• _Written request_
Please restate the following records word for word.

═══ Data shown ═══

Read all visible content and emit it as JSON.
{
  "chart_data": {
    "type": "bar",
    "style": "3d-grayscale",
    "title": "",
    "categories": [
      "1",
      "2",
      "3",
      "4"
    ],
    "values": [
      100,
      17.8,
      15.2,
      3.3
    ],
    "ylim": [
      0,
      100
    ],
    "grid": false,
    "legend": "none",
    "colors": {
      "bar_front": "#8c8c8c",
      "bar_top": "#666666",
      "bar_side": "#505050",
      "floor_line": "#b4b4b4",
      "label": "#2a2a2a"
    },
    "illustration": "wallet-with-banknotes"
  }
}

═══

• _Task result_
Read all visible content and emit it as JSON.
{
  "chart_data": {
    "type": "bar",
    "style": "3d-grayscale",
    "title": "",
    "categories": [
      "1",
      "2",
      "3",
      "4"
    ],
    "values": [
      100,
      17.8,
      15.2,
      3.3
    ],
    "ylim": [
      0,
      100
    ],
    "grid": false,
    "legend": "none",
    "colors": {
      "bar_front": "#8c8c8c",
      "bar_top": "#666666",
      "bar_side": "#505050",
      "floor_line": "#b4b4b4",
      "label": "#2a2a2a"
    },
    "illustration": "wallet-with-banknotes"
  }
}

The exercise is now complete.